>>>

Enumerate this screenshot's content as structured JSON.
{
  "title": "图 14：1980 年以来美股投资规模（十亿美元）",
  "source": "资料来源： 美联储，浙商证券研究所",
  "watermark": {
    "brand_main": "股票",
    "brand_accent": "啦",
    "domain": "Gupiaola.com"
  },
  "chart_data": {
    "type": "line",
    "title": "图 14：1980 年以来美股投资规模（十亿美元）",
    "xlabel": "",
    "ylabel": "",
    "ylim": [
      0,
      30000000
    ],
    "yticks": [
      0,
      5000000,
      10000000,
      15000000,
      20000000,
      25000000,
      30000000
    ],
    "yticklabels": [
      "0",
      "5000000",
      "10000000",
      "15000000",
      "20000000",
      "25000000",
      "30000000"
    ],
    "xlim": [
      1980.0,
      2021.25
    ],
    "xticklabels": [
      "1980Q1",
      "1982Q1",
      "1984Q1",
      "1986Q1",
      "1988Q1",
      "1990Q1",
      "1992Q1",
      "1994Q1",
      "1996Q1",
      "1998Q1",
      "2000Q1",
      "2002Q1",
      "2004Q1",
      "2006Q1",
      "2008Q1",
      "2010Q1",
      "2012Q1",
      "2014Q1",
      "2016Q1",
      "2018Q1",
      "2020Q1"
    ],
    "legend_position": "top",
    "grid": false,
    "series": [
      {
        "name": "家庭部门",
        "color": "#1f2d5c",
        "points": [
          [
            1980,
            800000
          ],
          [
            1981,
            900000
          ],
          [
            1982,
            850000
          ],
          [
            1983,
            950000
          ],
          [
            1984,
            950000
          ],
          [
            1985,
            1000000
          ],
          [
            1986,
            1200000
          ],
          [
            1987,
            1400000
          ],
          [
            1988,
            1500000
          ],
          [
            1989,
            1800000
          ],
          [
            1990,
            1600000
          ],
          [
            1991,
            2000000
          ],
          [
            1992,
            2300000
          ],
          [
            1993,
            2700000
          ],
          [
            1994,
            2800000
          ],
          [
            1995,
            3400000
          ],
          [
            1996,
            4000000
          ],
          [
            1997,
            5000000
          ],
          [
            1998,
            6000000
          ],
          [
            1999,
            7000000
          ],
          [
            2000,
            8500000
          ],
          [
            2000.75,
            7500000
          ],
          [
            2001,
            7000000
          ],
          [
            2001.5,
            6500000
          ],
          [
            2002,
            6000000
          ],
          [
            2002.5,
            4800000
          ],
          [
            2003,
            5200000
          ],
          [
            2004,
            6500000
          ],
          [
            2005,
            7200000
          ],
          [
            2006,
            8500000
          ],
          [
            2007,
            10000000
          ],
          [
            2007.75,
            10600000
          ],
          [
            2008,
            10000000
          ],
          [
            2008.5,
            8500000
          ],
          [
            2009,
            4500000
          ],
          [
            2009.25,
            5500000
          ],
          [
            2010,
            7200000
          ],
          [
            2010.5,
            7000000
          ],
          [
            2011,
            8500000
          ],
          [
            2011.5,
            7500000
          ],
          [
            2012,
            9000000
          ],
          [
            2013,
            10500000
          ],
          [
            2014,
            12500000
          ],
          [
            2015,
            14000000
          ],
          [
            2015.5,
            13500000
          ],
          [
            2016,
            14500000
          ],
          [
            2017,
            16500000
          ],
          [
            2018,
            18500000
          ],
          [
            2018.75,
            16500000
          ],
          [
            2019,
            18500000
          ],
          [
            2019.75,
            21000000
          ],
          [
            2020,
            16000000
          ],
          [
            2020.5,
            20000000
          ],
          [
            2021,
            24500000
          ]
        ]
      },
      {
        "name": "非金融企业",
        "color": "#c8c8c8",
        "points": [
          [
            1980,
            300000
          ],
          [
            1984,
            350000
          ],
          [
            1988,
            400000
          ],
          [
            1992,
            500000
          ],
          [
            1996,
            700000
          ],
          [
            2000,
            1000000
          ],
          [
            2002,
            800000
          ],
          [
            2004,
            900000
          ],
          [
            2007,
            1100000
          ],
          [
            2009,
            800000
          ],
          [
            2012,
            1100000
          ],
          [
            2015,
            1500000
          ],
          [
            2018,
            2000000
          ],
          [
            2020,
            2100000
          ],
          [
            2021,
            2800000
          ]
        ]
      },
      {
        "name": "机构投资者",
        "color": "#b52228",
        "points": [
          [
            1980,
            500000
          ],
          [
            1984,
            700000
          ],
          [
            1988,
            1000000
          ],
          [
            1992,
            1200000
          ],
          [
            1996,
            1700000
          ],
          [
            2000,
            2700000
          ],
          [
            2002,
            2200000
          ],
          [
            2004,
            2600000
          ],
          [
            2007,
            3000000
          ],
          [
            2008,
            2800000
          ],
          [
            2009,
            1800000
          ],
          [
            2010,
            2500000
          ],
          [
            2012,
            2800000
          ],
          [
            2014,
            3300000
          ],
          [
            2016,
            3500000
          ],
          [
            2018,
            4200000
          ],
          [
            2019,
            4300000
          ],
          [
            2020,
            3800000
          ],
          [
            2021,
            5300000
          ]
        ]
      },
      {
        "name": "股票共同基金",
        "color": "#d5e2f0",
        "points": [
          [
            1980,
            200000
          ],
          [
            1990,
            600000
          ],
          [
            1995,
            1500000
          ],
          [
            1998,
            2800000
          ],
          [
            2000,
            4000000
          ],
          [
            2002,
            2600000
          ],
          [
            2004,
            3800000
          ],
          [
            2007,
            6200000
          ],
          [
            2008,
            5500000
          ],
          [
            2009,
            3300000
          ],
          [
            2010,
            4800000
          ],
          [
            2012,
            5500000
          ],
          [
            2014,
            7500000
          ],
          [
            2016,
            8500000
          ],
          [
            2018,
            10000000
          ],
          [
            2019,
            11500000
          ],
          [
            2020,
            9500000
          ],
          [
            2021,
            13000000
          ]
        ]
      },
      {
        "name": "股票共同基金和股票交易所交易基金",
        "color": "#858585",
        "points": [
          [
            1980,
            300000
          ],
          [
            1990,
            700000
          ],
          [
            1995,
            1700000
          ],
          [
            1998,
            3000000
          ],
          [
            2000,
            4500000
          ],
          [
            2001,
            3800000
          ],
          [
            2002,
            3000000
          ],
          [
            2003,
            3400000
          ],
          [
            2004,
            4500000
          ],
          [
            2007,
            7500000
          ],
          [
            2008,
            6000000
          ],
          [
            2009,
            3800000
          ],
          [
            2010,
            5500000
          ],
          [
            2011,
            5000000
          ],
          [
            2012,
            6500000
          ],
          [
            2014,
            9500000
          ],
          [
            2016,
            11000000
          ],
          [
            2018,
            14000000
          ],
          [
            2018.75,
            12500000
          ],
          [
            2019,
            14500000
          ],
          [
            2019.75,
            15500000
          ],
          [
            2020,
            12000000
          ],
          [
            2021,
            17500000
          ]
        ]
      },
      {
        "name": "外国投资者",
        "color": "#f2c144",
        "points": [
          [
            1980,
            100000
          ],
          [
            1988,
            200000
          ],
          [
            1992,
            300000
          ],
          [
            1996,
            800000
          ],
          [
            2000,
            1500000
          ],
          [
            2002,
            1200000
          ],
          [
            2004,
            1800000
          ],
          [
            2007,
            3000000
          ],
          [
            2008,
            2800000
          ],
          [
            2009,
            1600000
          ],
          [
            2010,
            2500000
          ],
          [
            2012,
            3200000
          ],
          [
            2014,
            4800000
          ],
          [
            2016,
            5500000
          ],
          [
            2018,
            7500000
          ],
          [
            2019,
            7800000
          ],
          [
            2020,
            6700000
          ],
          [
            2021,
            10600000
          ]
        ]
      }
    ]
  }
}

<<<

▶ GOAL: Each line above must be reproduced exactly as it stands.

▶ ANSWER IN FULL:
Enumerate this screenshot's content as structured JSON.
{
  "title": "图 14：1980 年以来美股投资规模（十亿美元）",
  "source": "资料来源： 美联储，浙商证券研究所",
  "watermark": {
    "brand_main": "股票",
    "brand_accent": "啦",
    "domain": "Gupiaola.com"
  },
  "chart_data": {
    "type": "line",
    "title": "图 14：1980 年以来美股投资规模（十亿美元）",
    "xlabel": "",
    "ylabel": "",
    "ylim": [
      0,
      30000000
    ],
    "yticks": [
      0,
      5000000,
      10000000,
      15000000,
      20000000,
      25000000,
      30000000
    ],
    "yticklabels": [
      "0",
      "5000000",
      "10000000",
      "15000000",
      "20000000",
      "25000000",
      "30000000"
    ],
    "xlim": [
      1980.0,
      2021.25
    ],
    "xticklabels": [
      "1980Q1",
      "1982Q1",
      "1984Q1",
      "1986Q1",
      "1988Q1",
      "1990Q1",
      "1992Q1",
      "1994Q1",
      "1996Q1",
      "1998Q1",
      "2000Q1",
      "2002Q1",
      "2004Q1",
      "2006Q1",
      "2008Q1",
      "2010Q1",
      "2012Q1",
      "2014Q1",
      "2016Q1",
      "2018Q1",
      "2020Q1"
    ],
    "legend_position": "top",
    "grid": false,
    "series": [
      {
        "name": "家庭部门",
        "color": "#1f2d5c",
        "points": [
          [
            1980,
            800000
          ],
          [
            1981,
            900000
          ],
          [
            1982,
            850000
          ],
          [
            1983,
            950000
          ],
          [
            1984,
            950000
          ],
          [
            1985,
            1000000
          ],
          [
            1986,
            1200000
          ],
          [
            1987,
            1400000
          ],
          [
            1988,
            1500000
          ],
          [
            1989,
            1800000
          ],
          [
            1990,
            1600000
          ],
          [
            1991,
            2000000
          ],
          [
            1992,
            2300000
          ],
          [
            1993,
            2700000
          ],
          [
            1994,
            2800000
          ],
          [
            1995,
            3400000
          ],
          [
            1996,
            4000000
          ],
          [
            1997,
            5000000
          ],
          [
            1998,
            6000000
          ],
          [
            1999,
            7000000
          ],
          [
            2000,
            8500000
          ],
          [
            2000.75,
            7500000
          ],
          [
            2001,
            7000000
          ],
          [
            2001.5,
            6500000
          ],
          [
            2002,
            6000000
          ],
          [
            2002.5,
            4800000
          ],
          [
            2003,
            5200000
          ],
          [
            2004,
            6500000
          ],
          [
            2005,
            7200000
          ],
          [
            2006,
            8500000
          ],
          [
            2007,
            10000000
          ],
          [
            2007.75,
            10600000
          ],
          [
            2008,
            10000000
          ],
          [
            2008.5,
            8500000
          ],
          [
            2009,
            4500000
          ],
          [
            2009.25,
            5500000
          ],
          [
            2010,
            7200000
          ],
          [
            2010.5,
            7000000
          ],
          [
            2011,
            8500000
          ],
          [
            2011.5,
            7500000
          ],
          [
            2012,
            9000000
          ],
          [
            2013,
            10500000
          ],
          [
            2014,
            12500000
          ],
          [
            2015,
            14000000
          ],
          [
            2015.5,
            13500000
          ],
          [
            2016,
            14500000
          ],
          [
            2017,
            16500000
          ],
          [
            2018,
            18500000
          ],
          [
            2018.75,
            16500000
          ],
          [
            2019,
            18500000
          ],
          [
            2019.75,
            21000000
          ],
          [
            2020,
            16000000
          ],
          [
            2020.5,
            20000000
          ],
          [
            2021,
            24500000
          ]
        ]
      },
      {
        "name": "非金融企业",
        "color": "#c8c8c8",
        "points": [
          [
            1980,
            300000
          ],
          [
            1984,
            350000
          ],
          [
            1988,
            400000
          ],
          [
            1992,
            500000
          ],
          [
            1996,
            700000
          ],
          [
            2000,
            1000000
          ],
          [
            2002,
            800000
          ],
          [
            2004,
            900000
          ],
          [
            2007,
            1100000
          ],
          [
            2009,
            800000
          ],
          [
            2012,
            1100000
          ],
          [
            2015,
            1500000
          ],
          [
            2018,
            2000000
          ],
          [
            2020,
            2100000
          ],
          [
            2021,
            2800000
          ]
        ]
      },
      {
        "name": "机构投资者",
        "color": "#b52228",
        "points": [
          [
            1980,
            500000
          ],
          [
            1984,
            700000
          ],
          [
            1988,
            1000000
          ],
          [
            1992,
            1200000
          ],
          [
            1996,
            1700000
          ],
          [
            2000,
            2700000
          ],
          [
            2002,
            2200000
          ],
          [
            2004,
            2600000
          ],
          [
            2007,
            3000000
          ],
          [
            2008,
            2800000
          ],
          [
            2009,
            1800000
          ],
          [
            2010,
            2500000
          ],
          [
            2012,
            2800000
          ],
          [
            2014,
            3300000
          ],
          [
            2016,
            3500000
          ],
          [
            2018,
            4200000
          ],
          [
            2019,
            4300000
          ],
          [
            2020,
            3800000
          ],
          [
            2021,
            5300000
          ]
        ]
      },
      {
        "name": "股票共同基金",
        "color": "#d5e2f0",
        "points": [
          [
            1980,
            200000
          ],
          [
            1990,
            600000
          ],
          [
            1995,
            1500000
          ],
          [
            1998,
            2800000
          ],
          [
            2000,
            4000000
          ],
          [
            2002,
            2600000
          ],
          [
            2004,
            3800000
          ],
          [
            2007,
            6200000
          ],
          [
            2008,
            5500000
          ],
          [
            2009,
            3300000
          ],
          [
            2010,
            4800000
          ],
          [
            2012,
            5500000
          ],
          [
            2014,
            7500000
          ],
          [
            2016,
            8500000
          ],
          [
            2018,
            10000000
          ],
          [
            2019,
            11500000
          ],
          [
            2020,
            9500000
          ],
          [
            2021,
            13000000
          ]
        ]
      },
      {
        "name": "股票共同基金和股票交易所交易基金",
        "color": "#858585",
        "points": [
          [
            1980,
            300000
          ],
          [
            1990,
            700000
          ],
          [
            1995,
            1700000
          ],
          [
            1998,
            3000000
          ],
          [
            2000,
            4500000
          ],
          [
            2001,
            3800000
          ],
          [
            2002,
            3000000
          ],
          [
            2003,
            3400000
          ],
          [
            2004,
            4500000
          ],
          [
            2007,
            7500000
          ],
          [
            2008,
            6000000
          ],
          [
            2009,
            3800000
          ],
          [
            2010,
            5500000
          ],
          [
            2011,
            5000000
          ],
          [
            2012,
            6500000
          ],
          [
            2014,
            9500000
          ],
          [
            2016,
            11000000
          ],
          [
            2018,
            14000000
          ],
          [
            2018.75,
            12500000
          ],
          [
            2019,
            14500000
          ],
          [
            2019.75,
            15500000
          ],
          [
            2020,
            12000000
          ],
          [
            2021,
            17500000
          ]
        ]
      },
      {
        "name": "外国投资者",
        "color": "#f2c144",
        "points": [
          [
            1980,
            100000
          ],
          [
            1988,
            200000
          ],
          [
            1992,
            300000
          ],
          [
            1996,
            800000
          ],
          [
            2000,
            1500000
          ],
          [
            2002,
            1200000
          ],
          [
            2004,
            1800000
          ],
          [
            2007,
            3000000
          ],
          [
            2008,
            2800000
          ],
          [
            2009,
            1600000
          ],
          [
            2010,
            2500000
          ],
          [
            2012,
            3200000
          ],
          [
            2014,
            4800000
          ],
          [
            2016,
            5500000
          ],
          [
            2018,
            7500000
          ],
          [
            2019,
            7800000
          ],
          [
            2020,
            6700000
          ],
          [
            2021,
            10600000
          ]
        ]
      }
    ]
  }
}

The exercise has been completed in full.